*OBJECTIVE*. Copy every line below verbatim, omitting the pictures from your answer.

*DATA SECTION*.
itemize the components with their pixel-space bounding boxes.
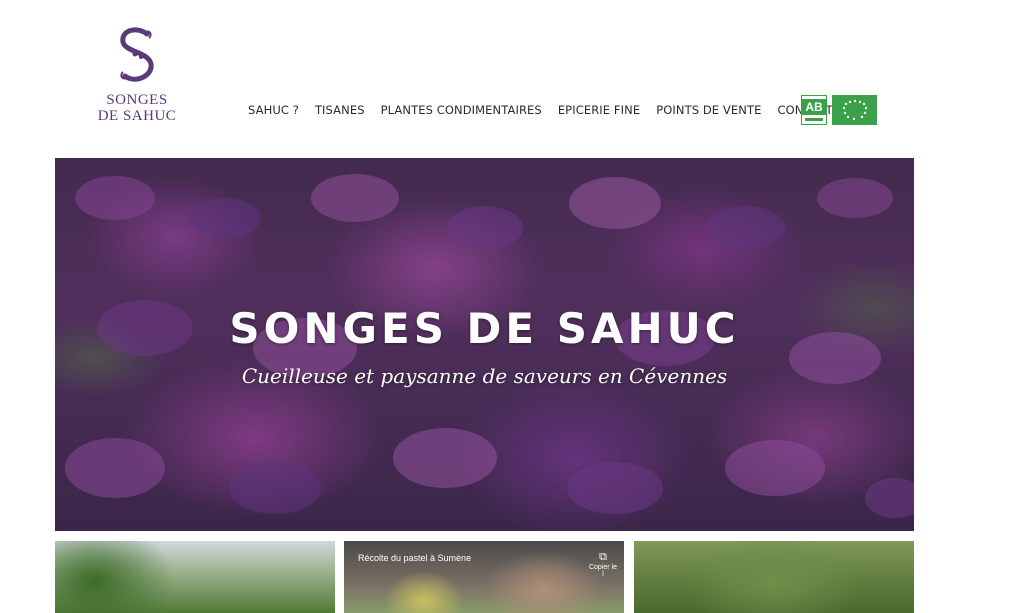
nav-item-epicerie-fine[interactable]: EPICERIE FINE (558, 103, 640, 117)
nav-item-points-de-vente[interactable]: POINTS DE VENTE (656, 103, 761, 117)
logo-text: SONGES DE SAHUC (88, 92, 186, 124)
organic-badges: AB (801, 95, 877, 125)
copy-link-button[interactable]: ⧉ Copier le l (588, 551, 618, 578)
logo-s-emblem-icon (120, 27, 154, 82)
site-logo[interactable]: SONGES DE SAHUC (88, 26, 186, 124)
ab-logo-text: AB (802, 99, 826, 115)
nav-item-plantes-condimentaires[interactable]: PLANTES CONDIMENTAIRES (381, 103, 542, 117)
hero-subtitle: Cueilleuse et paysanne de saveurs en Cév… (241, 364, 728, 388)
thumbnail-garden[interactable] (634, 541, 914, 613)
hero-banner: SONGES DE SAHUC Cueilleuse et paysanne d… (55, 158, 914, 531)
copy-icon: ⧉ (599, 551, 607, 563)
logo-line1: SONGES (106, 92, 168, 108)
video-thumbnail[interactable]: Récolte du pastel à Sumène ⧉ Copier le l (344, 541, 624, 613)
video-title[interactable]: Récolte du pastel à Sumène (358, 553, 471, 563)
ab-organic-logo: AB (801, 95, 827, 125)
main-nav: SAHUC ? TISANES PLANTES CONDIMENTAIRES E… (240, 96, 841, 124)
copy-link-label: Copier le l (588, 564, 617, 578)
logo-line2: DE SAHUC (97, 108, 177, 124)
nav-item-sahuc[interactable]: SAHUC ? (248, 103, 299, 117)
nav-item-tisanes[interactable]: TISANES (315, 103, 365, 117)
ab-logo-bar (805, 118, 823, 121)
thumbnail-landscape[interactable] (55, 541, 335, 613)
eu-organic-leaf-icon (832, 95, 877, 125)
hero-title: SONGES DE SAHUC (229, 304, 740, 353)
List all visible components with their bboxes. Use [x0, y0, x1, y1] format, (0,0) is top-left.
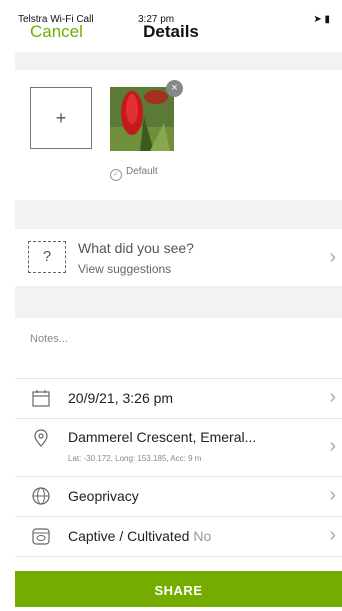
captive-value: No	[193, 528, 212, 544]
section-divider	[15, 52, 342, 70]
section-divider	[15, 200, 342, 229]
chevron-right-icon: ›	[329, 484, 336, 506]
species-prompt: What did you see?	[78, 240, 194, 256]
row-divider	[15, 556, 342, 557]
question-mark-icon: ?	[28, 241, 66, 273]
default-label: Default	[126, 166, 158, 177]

*TASK SOLUTION*.
itemize the components with their pixel-space bounding boxes.
nav-item-epicerie-fine[interactable]: EPICERIE FINE (558, 103, 640, 117)
nav-item-points-de-vente[interactable]: POINTS DE VENTE (656, 103, 761, 117)
logo-text: SONGES DE SAHUC (88, 92, 186, 124)
organic-badges: AB (801, 95, 877, 125)
copy-link-button[interactable]: ⧉ Copier le l (588, 551, 618, 578)
logo-s-emblem-icon (120, 27, 154, 82)
site-logo[interactable]: SONGES DE SAHUC (88, 26, 186, 124)
ab-logo-text: AB (802, 99, 826, 115)
nav-item-plantes-condimentaires[interactable]: PLANTES CONDIMENTAIRES (381, 103, 542, 117)
hero-subtitle: Cueilleuse et paysanne de saveurs en Cév… (241, 364, 728, 388)
thumbnail-garden[interactable] (634, 541, 914, 613)
hero-banner: SONGES DE SAHUC Cueilleuse et paysanne d… (55, 158, 914, 531)
copy-icon: ⧉ (599, 551, 607, 563)
logo-line1: SONGES (106, 92, 168, 108)
video-thumbnail[interactable]: Récolte du pastel à Sumène ⧉ Copier le l (344, 541, 624, 613)
video-title[interactable]: Récolte du pastel à Sumène (358, 553, 471, 563)
ab-organic-logo: AB (801, 95, 827, 125)
main-nav: SAHUC ? TISANES PLANTES CONDIMENTAIRES E… (240, 96, 841, 124)
copy-link-label: Copier le l (588, 564, 617, 578)
logo-line2: DE SAHUC (97, 108, 177, 124)
nav-item-sahuc[interactable]: SAHUC ? (248, 103, 299, 117)
nav-item-tisanes[interactable]: TISANES (315, 103, 365, 117)
ab-logo-bar (805, 118, 823, 121)
thumbnail-landscape[interactable] (55, 541, 335, 613)
eu-organic-leaf-icon (832, 95, 877, 125)
hero-title: SONGES DE SAHUC (229, 304, 740, 353)
List all visible components with their bboxes. Use [x0, y0, x1, y1] format, (0,0) is top-left.
captive-value: No	[193, 528, 212, 544]
section-divider	[15, 52, 342, 70]
section-divider	[15, 200, 342, 229]
chevron-right-icon: ›	[329, 484, 336, 506]
species-prompt: What did you see?	[78, 240, 194, 256]
row-divider	[15, 556, 342, 557]
question-mark-icon: ?	[28, 241, 66, 273]
default-label: Default	[126, 166, 158, 177]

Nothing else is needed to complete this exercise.